== Exercise materials ==
......

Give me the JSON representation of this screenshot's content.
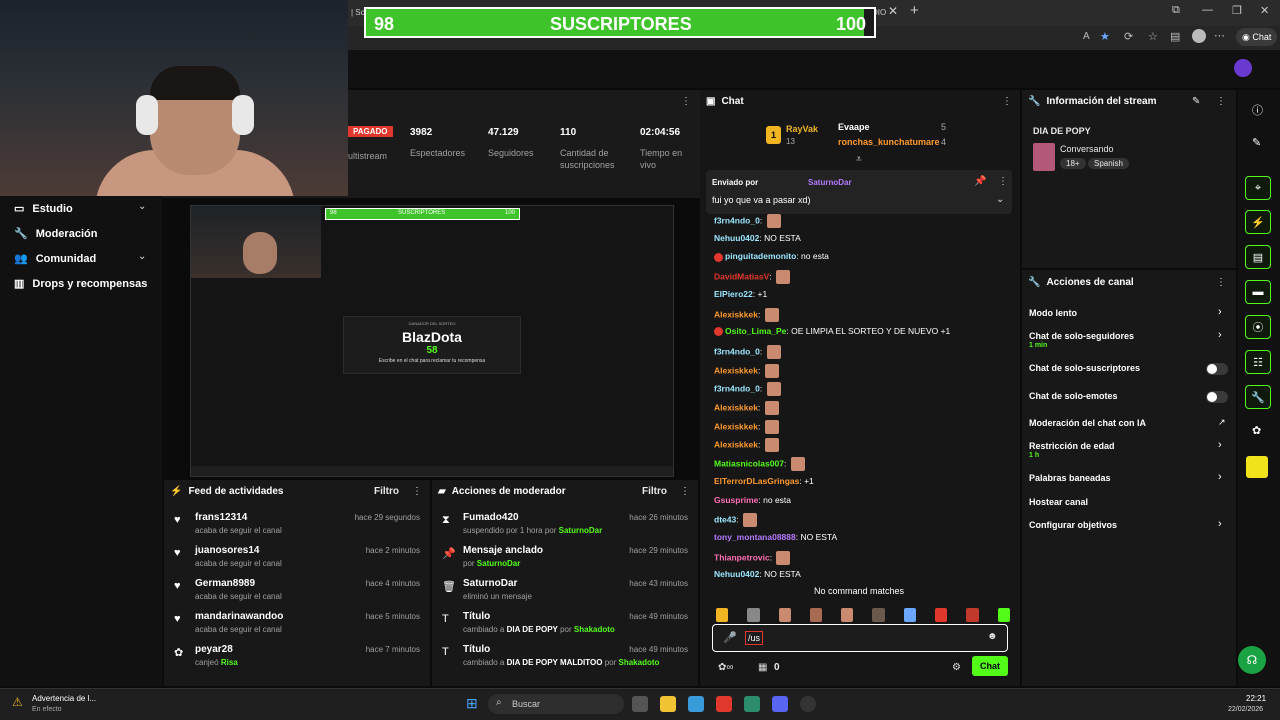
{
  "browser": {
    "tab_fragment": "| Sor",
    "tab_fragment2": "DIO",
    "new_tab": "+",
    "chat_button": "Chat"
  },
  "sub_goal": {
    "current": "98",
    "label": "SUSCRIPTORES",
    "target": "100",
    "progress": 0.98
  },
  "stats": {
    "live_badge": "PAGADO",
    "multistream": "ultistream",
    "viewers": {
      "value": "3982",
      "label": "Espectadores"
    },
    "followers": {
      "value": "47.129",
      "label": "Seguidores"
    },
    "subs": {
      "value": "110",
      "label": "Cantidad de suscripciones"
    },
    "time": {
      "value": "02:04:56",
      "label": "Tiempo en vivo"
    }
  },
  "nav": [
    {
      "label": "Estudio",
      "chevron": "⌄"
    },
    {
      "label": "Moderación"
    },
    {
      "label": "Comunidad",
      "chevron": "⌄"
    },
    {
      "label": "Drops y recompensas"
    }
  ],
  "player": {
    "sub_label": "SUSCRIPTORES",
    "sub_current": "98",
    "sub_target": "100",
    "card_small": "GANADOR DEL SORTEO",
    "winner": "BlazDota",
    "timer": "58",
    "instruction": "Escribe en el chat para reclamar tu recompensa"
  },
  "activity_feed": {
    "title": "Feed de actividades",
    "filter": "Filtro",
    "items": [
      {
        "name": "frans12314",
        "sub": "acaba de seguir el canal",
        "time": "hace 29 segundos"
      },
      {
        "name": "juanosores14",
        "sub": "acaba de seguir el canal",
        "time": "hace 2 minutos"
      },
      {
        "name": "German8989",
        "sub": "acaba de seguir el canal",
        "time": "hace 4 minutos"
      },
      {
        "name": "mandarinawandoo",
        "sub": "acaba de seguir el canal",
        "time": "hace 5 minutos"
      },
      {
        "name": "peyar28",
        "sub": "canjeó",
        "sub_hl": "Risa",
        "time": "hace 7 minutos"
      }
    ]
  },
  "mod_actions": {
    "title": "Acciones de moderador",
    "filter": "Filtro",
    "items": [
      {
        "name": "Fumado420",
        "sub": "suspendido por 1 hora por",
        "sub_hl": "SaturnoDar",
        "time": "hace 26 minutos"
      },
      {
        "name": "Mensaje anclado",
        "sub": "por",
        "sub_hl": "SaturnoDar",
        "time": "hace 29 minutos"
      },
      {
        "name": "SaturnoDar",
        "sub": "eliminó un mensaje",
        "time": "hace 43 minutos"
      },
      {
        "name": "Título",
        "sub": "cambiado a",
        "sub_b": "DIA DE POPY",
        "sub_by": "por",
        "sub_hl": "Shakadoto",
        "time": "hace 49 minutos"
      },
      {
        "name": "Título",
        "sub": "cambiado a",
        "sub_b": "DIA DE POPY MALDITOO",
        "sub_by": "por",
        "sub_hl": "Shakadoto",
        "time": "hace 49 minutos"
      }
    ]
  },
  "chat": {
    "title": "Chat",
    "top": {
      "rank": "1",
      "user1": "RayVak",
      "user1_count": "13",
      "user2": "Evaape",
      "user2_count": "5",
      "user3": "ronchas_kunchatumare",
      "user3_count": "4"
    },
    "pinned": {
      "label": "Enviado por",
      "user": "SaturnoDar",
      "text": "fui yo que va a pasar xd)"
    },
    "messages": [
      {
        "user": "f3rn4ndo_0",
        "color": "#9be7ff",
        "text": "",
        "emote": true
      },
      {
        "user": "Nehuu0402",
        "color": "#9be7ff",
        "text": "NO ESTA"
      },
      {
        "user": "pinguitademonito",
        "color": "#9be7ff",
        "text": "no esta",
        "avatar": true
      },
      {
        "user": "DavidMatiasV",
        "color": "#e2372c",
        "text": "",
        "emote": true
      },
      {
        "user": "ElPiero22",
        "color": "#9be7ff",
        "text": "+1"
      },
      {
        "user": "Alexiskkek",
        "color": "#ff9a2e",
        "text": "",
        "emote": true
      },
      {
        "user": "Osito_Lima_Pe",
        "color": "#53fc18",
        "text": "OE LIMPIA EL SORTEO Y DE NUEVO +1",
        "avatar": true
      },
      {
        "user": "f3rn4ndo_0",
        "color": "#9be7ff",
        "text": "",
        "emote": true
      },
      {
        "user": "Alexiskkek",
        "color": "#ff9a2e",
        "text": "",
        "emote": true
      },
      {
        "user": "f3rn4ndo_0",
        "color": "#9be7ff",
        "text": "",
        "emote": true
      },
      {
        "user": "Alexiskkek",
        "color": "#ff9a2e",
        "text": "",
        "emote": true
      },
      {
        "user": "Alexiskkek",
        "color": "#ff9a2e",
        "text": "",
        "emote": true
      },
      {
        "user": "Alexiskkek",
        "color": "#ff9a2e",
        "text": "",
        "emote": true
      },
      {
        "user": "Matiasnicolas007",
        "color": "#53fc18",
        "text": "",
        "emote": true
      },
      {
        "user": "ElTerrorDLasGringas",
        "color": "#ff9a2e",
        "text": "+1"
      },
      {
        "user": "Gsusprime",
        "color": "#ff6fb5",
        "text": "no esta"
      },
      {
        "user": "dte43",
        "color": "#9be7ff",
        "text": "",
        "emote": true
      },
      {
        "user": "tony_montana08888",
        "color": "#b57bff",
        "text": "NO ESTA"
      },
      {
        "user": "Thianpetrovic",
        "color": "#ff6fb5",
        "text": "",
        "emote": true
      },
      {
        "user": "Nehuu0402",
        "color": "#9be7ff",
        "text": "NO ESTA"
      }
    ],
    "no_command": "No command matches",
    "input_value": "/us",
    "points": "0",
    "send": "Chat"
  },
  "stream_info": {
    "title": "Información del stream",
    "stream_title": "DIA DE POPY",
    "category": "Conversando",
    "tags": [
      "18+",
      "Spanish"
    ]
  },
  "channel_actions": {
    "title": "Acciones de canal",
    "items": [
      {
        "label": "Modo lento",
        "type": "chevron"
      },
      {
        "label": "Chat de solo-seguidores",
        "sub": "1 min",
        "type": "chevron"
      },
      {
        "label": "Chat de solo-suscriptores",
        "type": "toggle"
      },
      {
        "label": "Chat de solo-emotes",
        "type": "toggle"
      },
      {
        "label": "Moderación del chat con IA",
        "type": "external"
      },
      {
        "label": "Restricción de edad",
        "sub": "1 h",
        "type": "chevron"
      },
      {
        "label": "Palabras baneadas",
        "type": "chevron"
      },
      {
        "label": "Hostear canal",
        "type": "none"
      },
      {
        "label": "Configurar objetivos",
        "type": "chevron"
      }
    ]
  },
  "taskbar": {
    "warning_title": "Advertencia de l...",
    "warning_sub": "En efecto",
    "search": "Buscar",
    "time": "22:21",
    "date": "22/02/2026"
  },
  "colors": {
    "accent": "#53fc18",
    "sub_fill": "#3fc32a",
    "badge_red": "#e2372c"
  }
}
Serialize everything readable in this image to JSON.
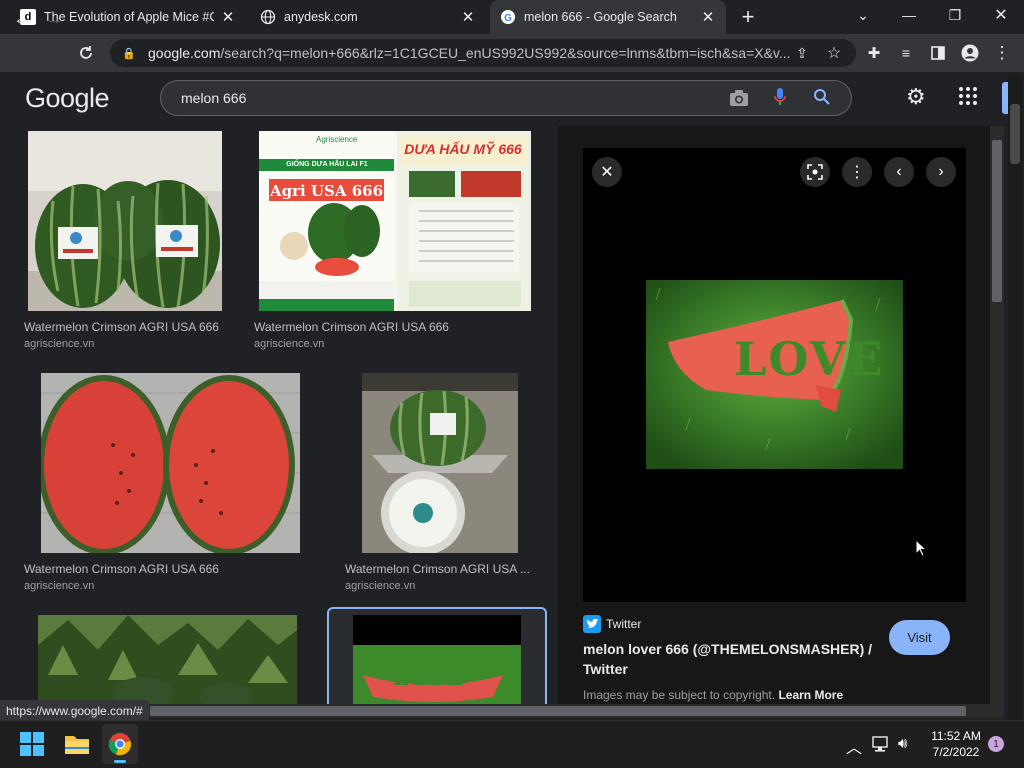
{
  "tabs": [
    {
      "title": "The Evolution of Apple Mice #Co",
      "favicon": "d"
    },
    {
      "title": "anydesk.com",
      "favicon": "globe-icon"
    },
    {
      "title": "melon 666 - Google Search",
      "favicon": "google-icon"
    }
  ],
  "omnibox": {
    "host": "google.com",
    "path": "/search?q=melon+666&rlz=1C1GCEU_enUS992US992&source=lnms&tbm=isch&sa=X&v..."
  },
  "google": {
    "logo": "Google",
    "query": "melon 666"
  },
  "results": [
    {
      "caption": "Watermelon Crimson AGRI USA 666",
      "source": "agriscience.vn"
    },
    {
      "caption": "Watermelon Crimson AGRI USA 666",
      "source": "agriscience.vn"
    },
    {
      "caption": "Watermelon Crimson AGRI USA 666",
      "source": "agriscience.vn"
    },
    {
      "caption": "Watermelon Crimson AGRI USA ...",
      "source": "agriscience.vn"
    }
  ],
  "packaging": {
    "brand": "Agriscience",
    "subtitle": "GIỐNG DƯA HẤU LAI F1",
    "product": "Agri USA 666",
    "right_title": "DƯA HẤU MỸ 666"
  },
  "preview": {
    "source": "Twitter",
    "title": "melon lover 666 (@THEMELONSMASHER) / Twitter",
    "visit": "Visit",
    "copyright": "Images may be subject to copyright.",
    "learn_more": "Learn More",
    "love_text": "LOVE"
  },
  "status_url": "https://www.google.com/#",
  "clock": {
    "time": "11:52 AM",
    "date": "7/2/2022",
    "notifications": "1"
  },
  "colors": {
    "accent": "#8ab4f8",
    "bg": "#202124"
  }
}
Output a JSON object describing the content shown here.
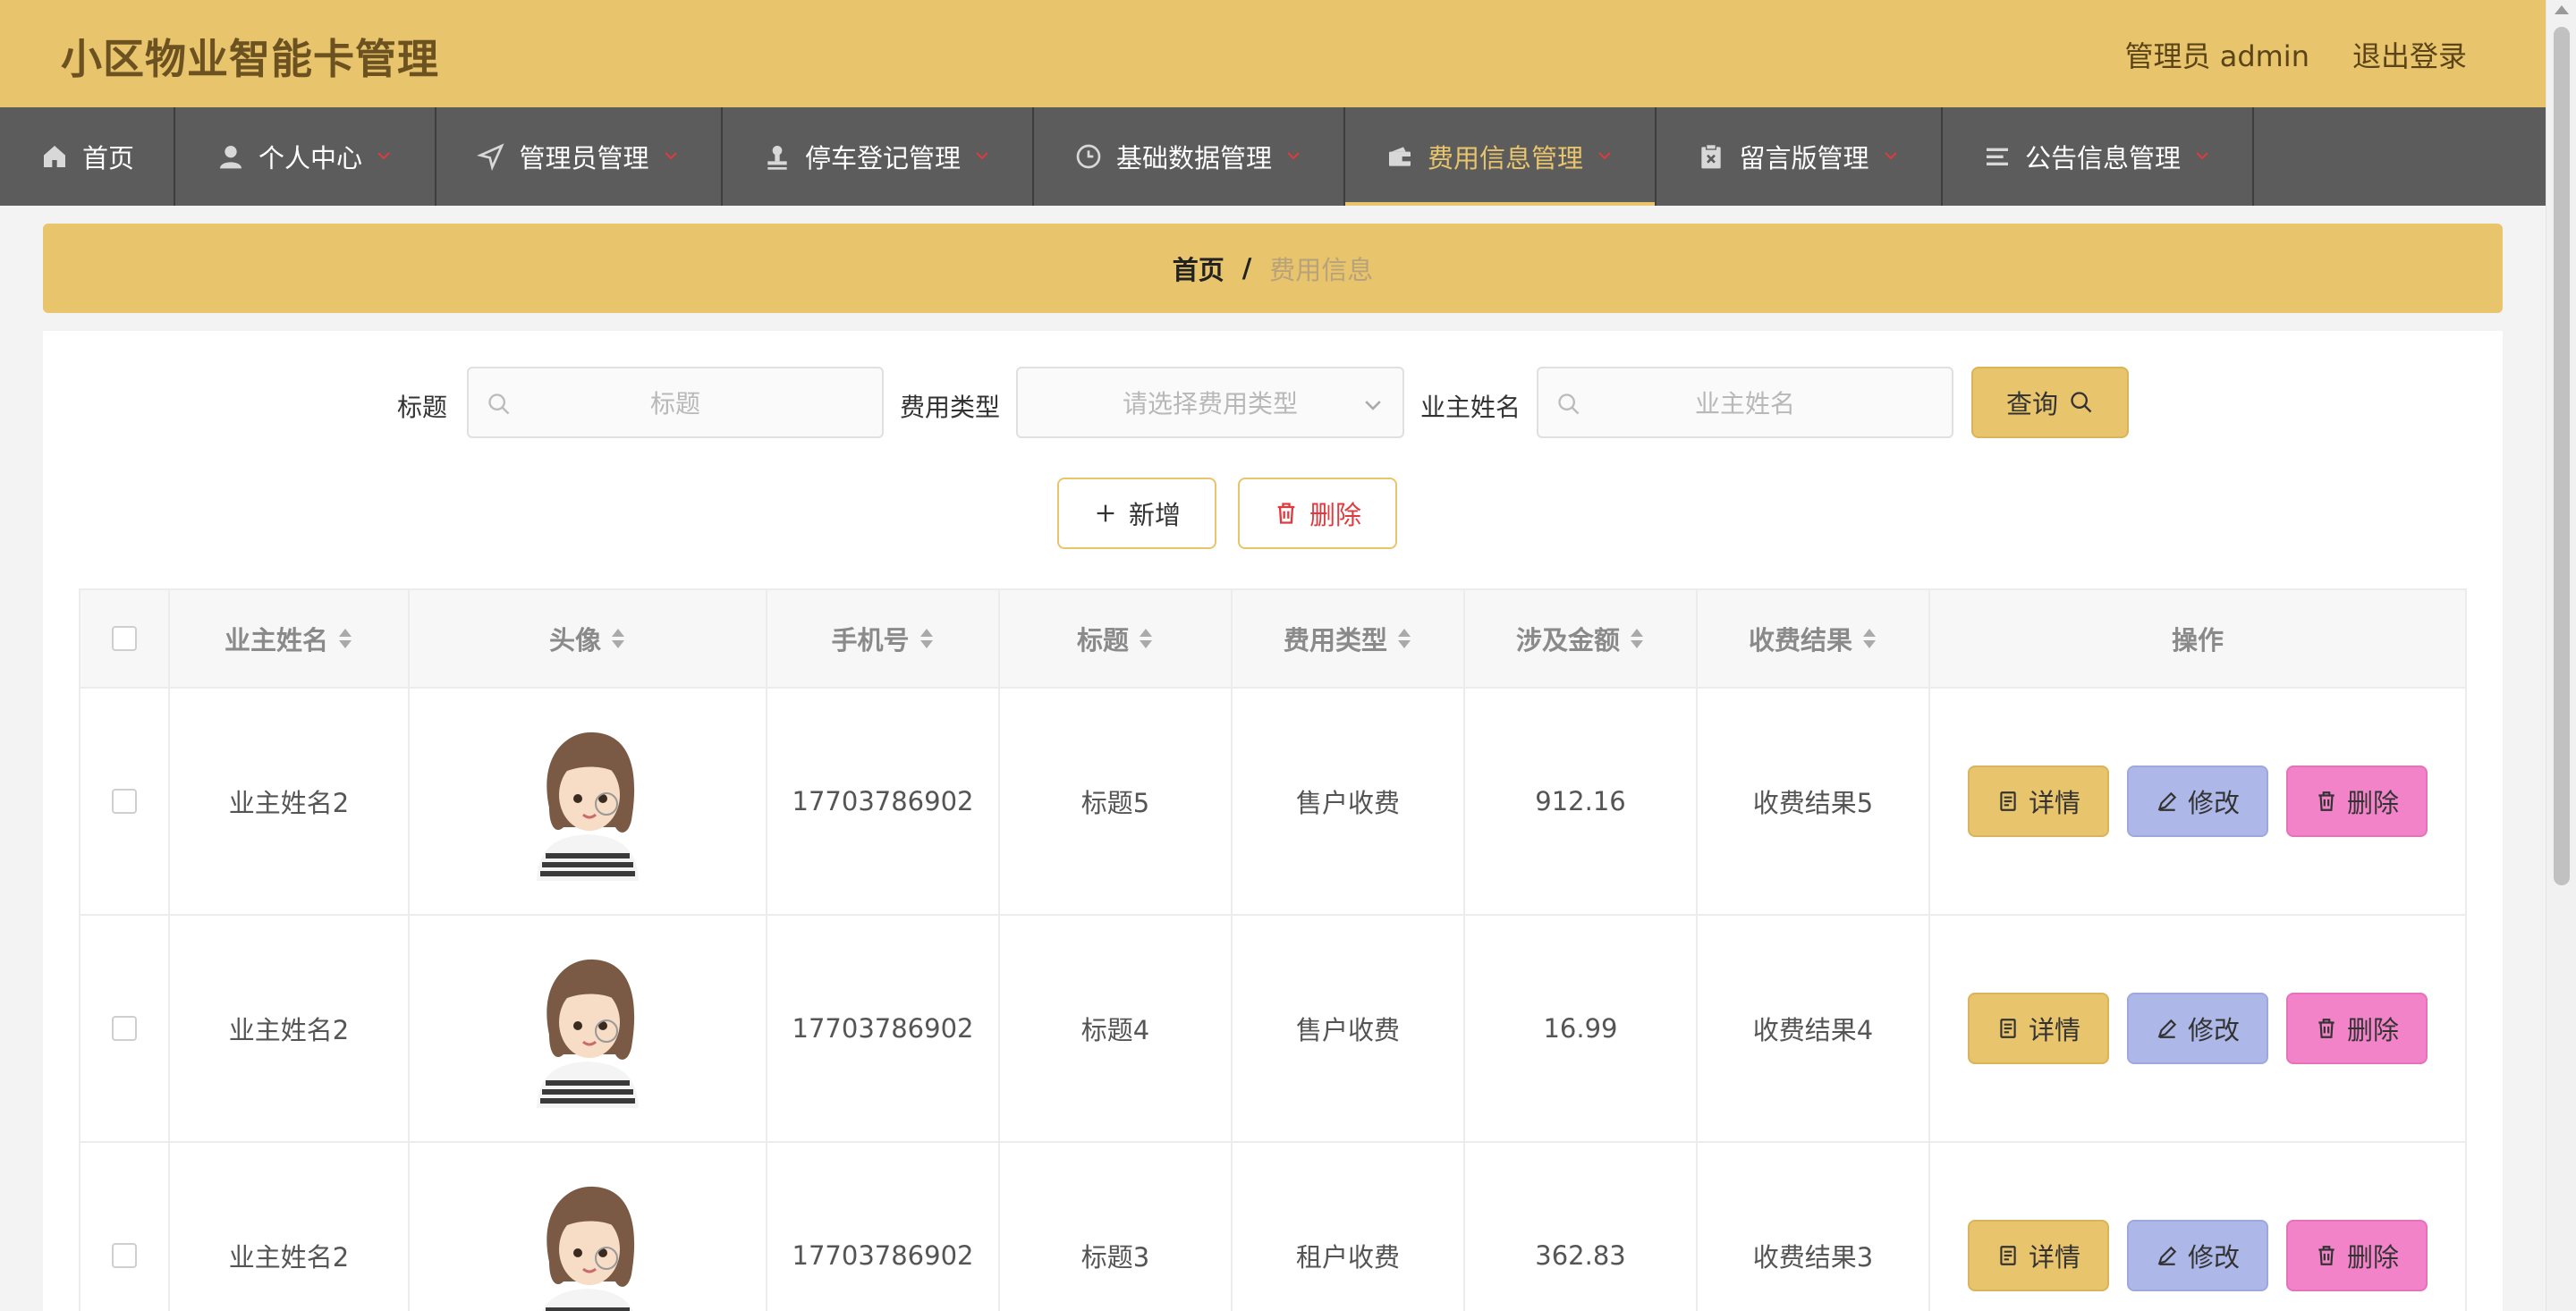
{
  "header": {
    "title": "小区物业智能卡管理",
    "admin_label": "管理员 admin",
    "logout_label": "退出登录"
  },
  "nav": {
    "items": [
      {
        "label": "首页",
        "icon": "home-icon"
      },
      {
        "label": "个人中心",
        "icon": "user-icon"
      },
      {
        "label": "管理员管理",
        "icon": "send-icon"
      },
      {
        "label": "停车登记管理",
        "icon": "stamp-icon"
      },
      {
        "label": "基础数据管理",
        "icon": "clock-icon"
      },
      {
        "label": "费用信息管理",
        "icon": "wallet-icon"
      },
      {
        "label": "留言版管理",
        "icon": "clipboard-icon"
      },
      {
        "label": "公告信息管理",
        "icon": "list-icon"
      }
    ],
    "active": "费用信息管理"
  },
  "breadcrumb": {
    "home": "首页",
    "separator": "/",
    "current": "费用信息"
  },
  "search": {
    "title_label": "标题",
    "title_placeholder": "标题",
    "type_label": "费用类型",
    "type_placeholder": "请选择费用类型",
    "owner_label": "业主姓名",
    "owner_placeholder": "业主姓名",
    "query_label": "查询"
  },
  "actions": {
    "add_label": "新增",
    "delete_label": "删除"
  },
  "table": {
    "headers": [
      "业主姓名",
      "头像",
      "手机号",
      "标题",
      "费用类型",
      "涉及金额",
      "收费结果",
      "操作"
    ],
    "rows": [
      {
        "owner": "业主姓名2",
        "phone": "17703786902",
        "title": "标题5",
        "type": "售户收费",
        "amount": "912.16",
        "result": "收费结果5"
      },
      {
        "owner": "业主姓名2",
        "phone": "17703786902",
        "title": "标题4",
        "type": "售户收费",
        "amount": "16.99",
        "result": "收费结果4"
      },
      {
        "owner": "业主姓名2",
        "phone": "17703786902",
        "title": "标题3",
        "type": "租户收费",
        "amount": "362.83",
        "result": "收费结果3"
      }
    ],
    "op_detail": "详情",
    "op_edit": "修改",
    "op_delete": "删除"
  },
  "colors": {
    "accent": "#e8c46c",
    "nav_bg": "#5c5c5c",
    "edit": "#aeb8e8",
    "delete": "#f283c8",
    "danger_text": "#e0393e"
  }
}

......

== Stated goal ==
Give the number of lines where the string "amount" occurs, without any further text.

== Reply to the task ==
3